_SET TASK_
Copy the entries below exactly. Images do not belong in the copy.

_GIVEN RECORDS_
┌────────
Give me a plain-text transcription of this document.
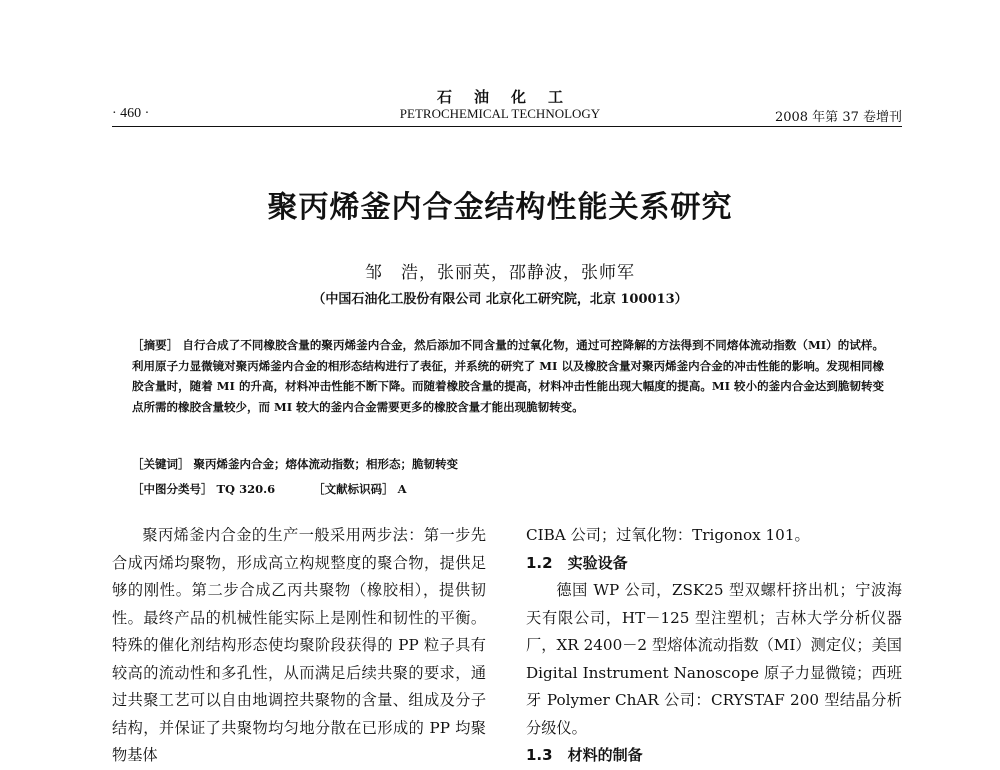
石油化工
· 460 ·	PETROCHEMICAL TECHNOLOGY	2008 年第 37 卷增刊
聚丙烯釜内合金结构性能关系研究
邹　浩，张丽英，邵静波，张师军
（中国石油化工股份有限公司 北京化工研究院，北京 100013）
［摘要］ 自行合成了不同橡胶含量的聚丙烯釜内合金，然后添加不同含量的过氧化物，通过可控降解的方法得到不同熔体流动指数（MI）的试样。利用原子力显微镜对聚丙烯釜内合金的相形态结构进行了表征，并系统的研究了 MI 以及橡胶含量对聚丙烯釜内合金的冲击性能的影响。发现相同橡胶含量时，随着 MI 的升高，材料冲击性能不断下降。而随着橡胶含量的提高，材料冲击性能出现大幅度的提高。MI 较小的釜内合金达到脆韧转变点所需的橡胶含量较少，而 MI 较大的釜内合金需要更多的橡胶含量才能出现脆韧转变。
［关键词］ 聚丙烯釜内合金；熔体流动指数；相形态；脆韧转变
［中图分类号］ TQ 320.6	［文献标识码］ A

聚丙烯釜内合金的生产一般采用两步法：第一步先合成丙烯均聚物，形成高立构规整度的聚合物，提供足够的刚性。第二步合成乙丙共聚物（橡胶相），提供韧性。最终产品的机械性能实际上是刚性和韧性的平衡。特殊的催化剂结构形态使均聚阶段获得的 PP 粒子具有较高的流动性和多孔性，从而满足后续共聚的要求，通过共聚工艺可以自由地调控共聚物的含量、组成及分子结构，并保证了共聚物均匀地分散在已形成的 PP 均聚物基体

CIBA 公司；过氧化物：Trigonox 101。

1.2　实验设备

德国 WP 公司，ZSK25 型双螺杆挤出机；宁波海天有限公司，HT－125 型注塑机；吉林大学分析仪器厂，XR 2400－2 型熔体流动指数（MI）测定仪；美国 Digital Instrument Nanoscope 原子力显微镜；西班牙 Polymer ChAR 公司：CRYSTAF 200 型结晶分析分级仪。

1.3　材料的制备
└────────
_OUTPUT BELOW_
Give me a plain-text transcription of this document.
石油化工
· 460 ·	PETROCHEMICAL TECHNOLOGY	2008 年第 37 卷增刊
聚丙烯釜内合金结构性能关系研究
邹　浩，张丽英，邵静波，张师军
（中国石油化工股份有限公司 北京化工研究院，北京 100013）
［摘要］ 自行合成了不同橡胶含量的聚丙烯釜内合金，然后添加不同含量的过氧化物，通过可控降解的方法得到不同熔体流动指数（MI）的试样。利用原子力显微镜对聚丙烯釜内合金的相形态结构进行了表征，并系统的研究了 MI 以及橡胶含量对聚丙烯釜内合金的冲击性能的影响。发现相同橡胶含量时，随着 MI 的升高，材料冲击性能不断下降。而随着橡胶含量的提高，材料冲击性能出现大幅度的提高。MI 较小的釜内合金达到脆韧转变点所需的橡胶含量较少，而 MI 较大的釜内合金需要更多的橡胶含量才能出现脆韧转变。
［关键词］ 聚丙烯釜内合金；熔体流动指数；相形态；脆韧转变
［中图分类号］ TQ 320.6	［文献标识码］ A

聚丙烯釜内合金的生产一般采用两步法：第一步先合成丙烯均聚物，形成高立构规整度的聚合物，提供足够的刚性。第二步合成乙丙共聚物（橡胶相），提供韧性。最终产品的机械性能实际上是刚性和韧性的平衡。特殊的催化剂结构形态使均聚阶段获得的 PP 粒子具有较高的流动性和多孔性，从而满足后续共聚的要求，通过共聚工艺可以自由地调控共聚物的含量、组成及分子结构，并保证了共聚物均匀地分散在已形成的 PP 均聚物基体

CIBA 公司；过氧化物：Trigonox 101。

1.2　实验设备

德国 WP 公司，ZSK25 型双螺杆挤出机；宁波海天有限公司，HT－125 型注塑机；吉林大学分析仪器厂，XR 2400－2 型熔体流动指数（MI）测定仪；美国 Digital Instrument Nanoscope 原子力显微镜；西班牙 Polymer ChAR 公司：CRYSTAF 200 型结晶分析分级仪。

1.3　材料的制备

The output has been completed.